» Records for this exercise:

----------

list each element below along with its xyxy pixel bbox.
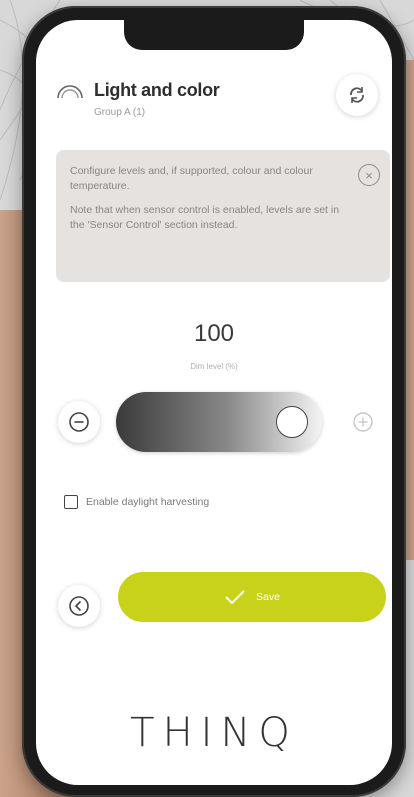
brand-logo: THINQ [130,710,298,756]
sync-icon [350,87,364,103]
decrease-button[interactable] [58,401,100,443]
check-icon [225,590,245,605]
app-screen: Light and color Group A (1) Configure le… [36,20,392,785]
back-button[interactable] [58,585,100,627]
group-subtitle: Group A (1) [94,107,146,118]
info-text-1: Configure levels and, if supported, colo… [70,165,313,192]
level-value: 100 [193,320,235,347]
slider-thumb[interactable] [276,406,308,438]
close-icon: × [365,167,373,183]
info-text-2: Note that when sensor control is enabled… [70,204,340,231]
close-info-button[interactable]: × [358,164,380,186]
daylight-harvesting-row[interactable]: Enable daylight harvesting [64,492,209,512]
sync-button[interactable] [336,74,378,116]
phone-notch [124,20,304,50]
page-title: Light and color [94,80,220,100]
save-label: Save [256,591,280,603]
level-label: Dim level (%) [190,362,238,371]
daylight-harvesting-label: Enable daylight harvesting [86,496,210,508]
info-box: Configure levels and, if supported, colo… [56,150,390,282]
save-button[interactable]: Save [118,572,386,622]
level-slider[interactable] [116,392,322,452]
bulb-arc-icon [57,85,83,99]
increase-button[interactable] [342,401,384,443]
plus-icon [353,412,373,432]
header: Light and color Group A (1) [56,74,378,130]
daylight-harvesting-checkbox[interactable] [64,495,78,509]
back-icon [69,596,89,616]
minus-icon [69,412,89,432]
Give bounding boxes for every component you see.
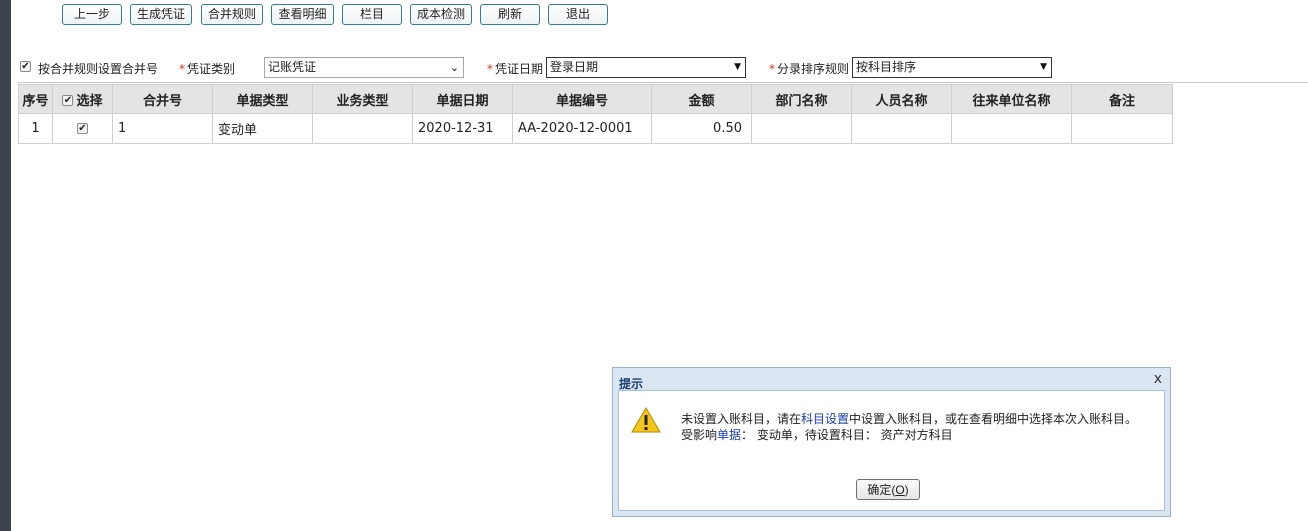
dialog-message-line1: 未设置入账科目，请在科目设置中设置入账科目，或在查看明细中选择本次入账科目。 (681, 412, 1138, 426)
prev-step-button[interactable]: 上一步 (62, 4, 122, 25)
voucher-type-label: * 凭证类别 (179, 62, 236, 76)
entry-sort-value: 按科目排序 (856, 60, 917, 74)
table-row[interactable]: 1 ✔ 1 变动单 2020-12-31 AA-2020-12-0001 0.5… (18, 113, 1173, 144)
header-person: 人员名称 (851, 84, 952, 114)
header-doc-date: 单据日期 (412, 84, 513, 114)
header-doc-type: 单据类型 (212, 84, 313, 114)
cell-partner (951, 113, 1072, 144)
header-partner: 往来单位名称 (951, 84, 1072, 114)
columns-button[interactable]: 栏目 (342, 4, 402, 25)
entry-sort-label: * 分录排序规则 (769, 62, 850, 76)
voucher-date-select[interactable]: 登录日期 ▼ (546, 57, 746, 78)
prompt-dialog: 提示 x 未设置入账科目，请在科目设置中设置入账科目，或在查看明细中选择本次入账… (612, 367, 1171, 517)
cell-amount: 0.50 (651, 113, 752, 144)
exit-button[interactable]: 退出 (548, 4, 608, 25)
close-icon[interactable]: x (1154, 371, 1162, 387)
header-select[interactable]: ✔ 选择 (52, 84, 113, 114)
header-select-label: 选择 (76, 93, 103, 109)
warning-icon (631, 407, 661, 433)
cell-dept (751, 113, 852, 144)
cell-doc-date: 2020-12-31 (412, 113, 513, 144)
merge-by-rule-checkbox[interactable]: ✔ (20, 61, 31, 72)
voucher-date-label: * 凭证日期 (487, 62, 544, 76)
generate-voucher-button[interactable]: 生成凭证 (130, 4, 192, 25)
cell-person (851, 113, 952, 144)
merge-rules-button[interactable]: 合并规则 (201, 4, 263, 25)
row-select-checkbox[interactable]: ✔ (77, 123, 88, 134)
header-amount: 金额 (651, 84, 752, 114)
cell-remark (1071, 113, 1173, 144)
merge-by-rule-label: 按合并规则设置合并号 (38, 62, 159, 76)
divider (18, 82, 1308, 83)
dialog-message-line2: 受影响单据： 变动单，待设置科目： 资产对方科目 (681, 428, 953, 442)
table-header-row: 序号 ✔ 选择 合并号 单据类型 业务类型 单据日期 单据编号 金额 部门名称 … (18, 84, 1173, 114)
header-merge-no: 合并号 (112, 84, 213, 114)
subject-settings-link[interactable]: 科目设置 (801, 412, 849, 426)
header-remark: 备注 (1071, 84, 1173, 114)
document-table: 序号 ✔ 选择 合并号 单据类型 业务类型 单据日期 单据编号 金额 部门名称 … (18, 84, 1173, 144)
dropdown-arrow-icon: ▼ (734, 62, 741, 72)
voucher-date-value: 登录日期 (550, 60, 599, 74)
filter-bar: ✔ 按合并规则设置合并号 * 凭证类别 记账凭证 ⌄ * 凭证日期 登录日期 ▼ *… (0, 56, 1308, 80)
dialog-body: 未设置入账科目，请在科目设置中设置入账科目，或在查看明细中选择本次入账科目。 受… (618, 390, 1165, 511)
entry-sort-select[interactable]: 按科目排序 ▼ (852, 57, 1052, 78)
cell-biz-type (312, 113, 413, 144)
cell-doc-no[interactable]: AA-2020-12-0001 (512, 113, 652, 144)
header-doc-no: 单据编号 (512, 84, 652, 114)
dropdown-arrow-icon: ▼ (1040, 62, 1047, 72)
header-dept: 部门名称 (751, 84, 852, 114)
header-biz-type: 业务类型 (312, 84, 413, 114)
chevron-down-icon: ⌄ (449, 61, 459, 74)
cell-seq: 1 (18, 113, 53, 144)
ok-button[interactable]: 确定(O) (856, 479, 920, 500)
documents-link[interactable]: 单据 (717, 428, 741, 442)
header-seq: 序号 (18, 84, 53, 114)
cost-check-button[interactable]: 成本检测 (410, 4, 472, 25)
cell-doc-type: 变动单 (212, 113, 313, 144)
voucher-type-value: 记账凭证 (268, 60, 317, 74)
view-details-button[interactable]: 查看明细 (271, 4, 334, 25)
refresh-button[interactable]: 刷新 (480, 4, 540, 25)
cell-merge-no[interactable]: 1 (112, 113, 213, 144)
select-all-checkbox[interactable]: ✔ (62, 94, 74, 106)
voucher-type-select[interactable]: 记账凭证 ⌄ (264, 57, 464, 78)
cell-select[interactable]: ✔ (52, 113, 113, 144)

----------

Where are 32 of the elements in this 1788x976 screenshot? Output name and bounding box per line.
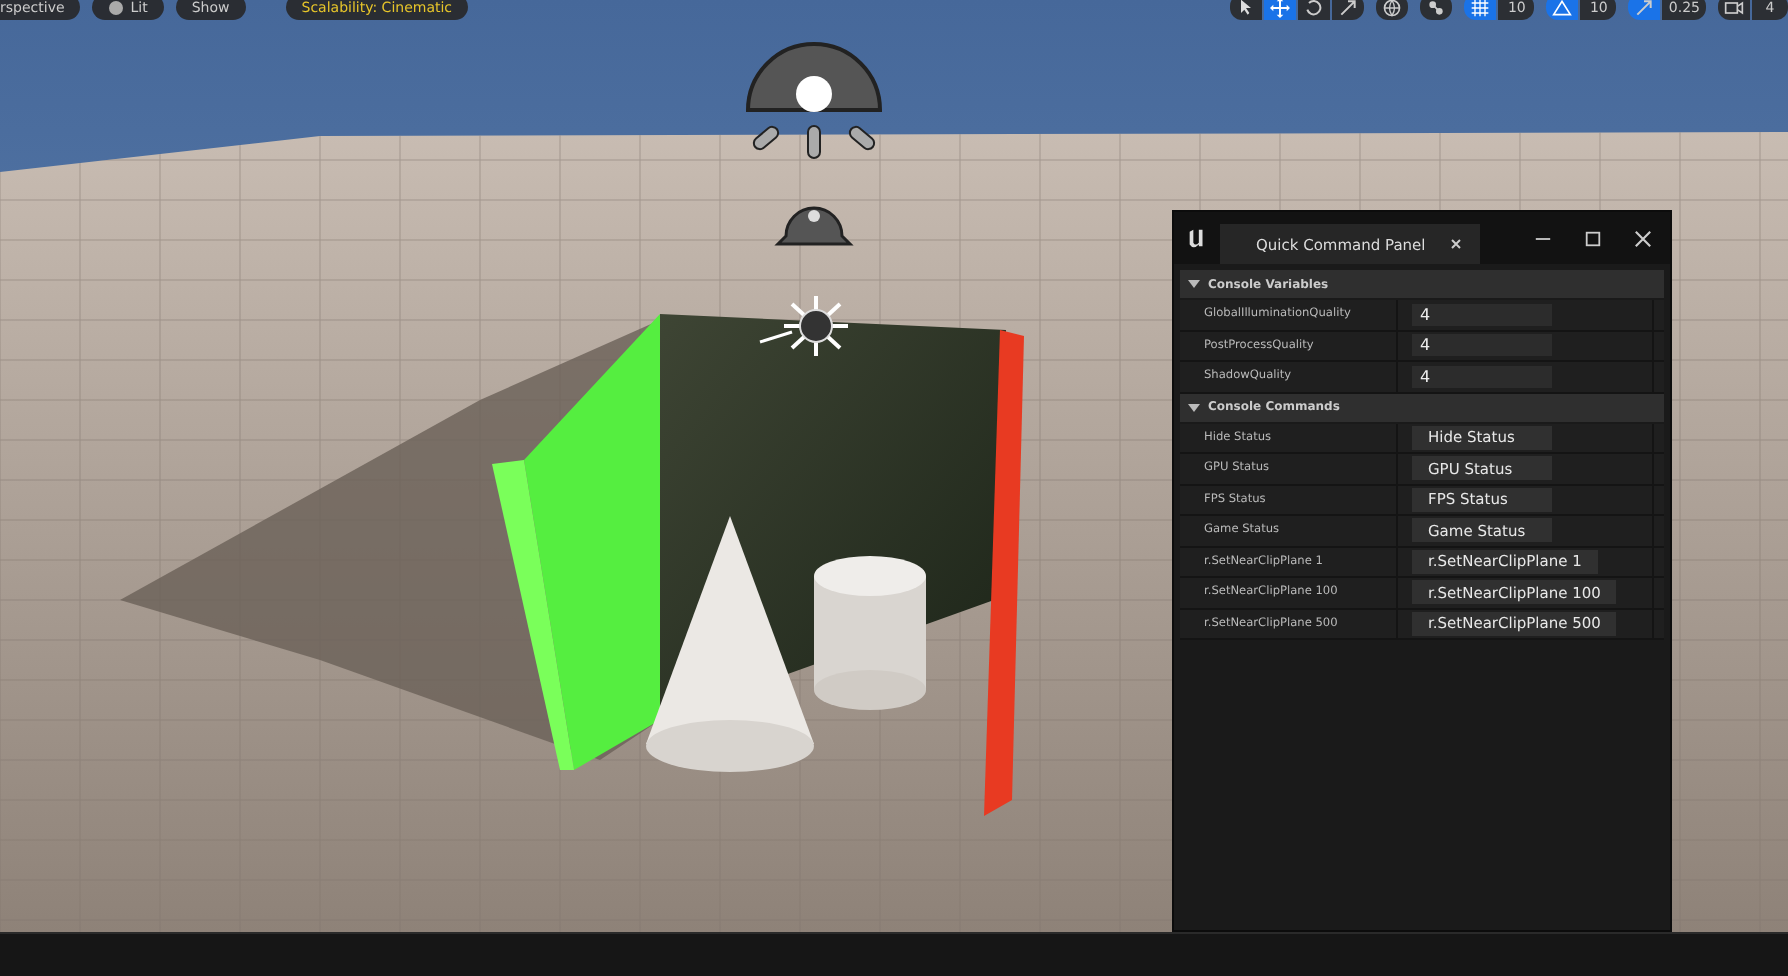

----------

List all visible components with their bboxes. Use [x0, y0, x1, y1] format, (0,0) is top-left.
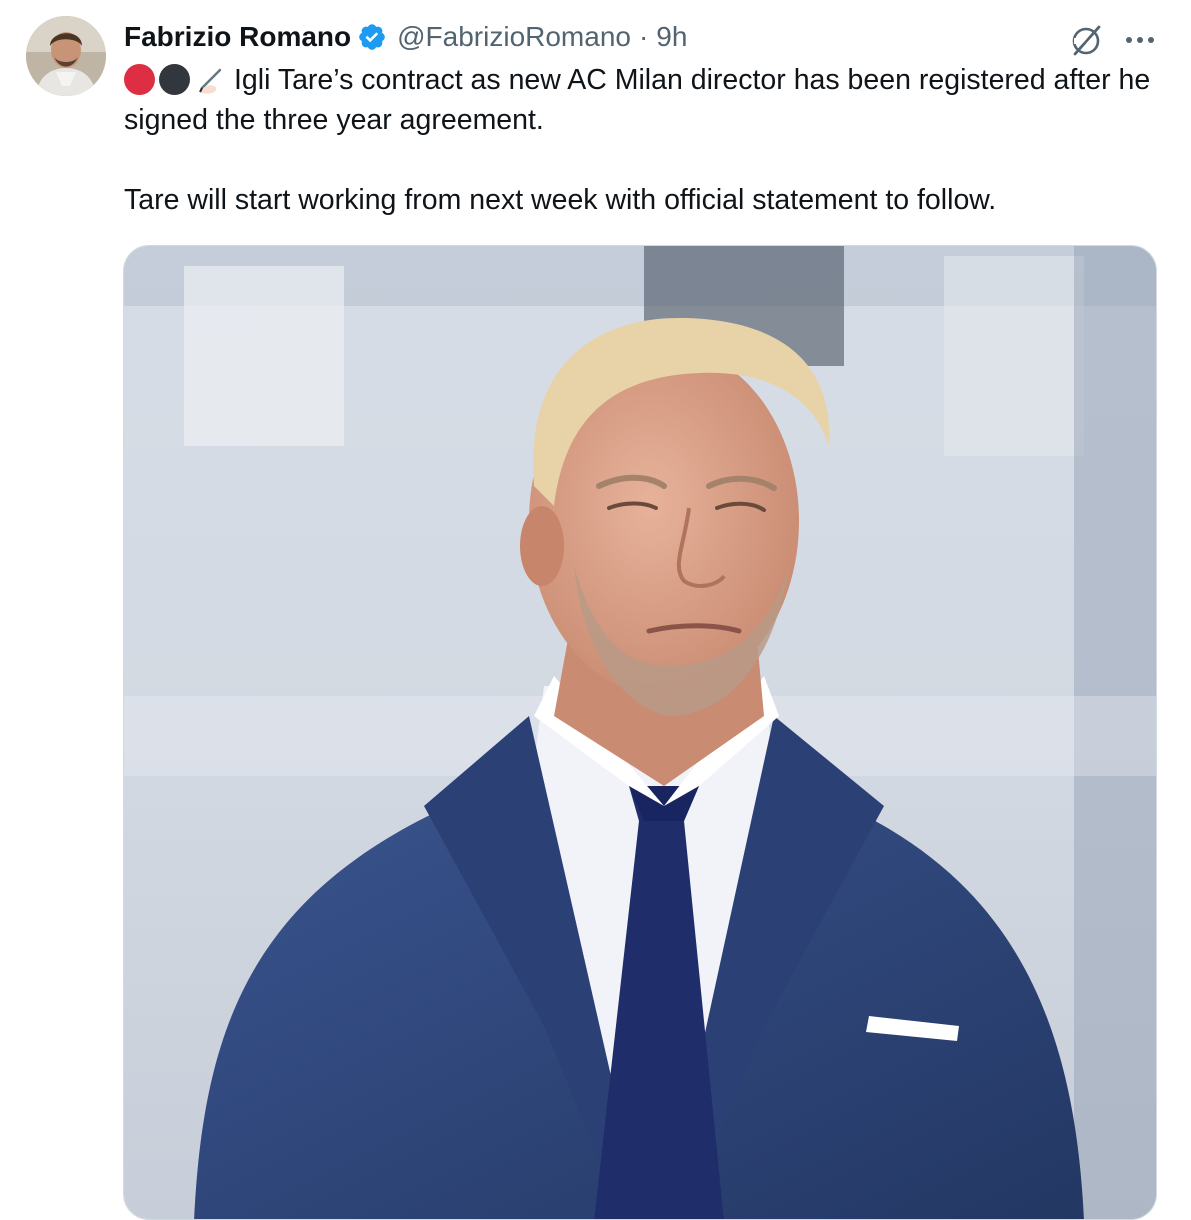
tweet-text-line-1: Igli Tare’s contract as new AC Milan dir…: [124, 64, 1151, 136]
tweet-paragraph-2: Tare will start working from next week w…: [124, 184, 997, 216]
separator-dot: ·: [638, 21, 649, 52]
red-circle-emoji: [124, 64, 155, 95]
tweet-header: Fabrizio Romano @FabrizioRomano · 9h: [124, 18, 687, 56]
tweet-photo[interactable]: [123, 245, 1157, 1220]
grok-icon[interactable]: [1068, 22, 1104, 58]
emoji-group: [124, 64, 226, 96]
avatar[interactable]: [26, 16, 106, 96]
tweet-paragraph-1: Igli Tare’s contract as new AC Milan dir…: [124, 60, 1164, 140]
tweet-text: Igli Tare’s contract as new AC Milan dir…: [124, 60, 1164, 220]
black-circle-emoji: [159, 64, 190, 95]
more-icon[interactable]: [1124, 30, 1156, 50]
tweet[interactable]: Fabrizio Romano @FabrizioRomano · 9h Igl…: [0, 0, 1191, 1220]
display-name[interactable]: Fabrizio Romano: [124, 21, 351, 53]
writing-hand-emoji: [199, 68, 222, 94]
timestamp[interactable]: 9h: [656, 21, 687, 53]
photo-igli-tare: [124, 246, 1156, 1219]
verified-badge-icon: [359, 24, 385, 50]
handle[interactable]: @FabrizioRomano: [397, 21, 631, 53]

----------

Can you turn the lines above into a JSON list of strings, one string per line, starting with the line containing "List all visible" and going on through the line containing "emoji-group: [124, 64, 226, 96]"? Leave out blank lines and the pictures.

[
  "List all visible components with their bboxes. Use [x0, y0, x1, y1] format, (0,0) is top-left.",
  "tweet-text-line-1: Igli Tare’s contract as new AC Milan dir…: [124, 64, 1151, 136]",
  "tweet-paragraph-2: Tare will start working from next week w…: [124, 184, 997, 216]",
  "separator-dot: ·: [638, 21, 649, 52]",
  "red-circle-emoji: [124, 64, 155, 95]",
  "tweet-header: Fabrizio Romano @FabrizioRomano · 9h: [124, 18, 687, 56]",
  "tweet-photo[interactable]: [123, 245, 1157, 1220]",
  "grok-icon[interactable]: [1068, 22, 1104, 58]",
  "emoji-group: [124, 64, 226, 96]"
]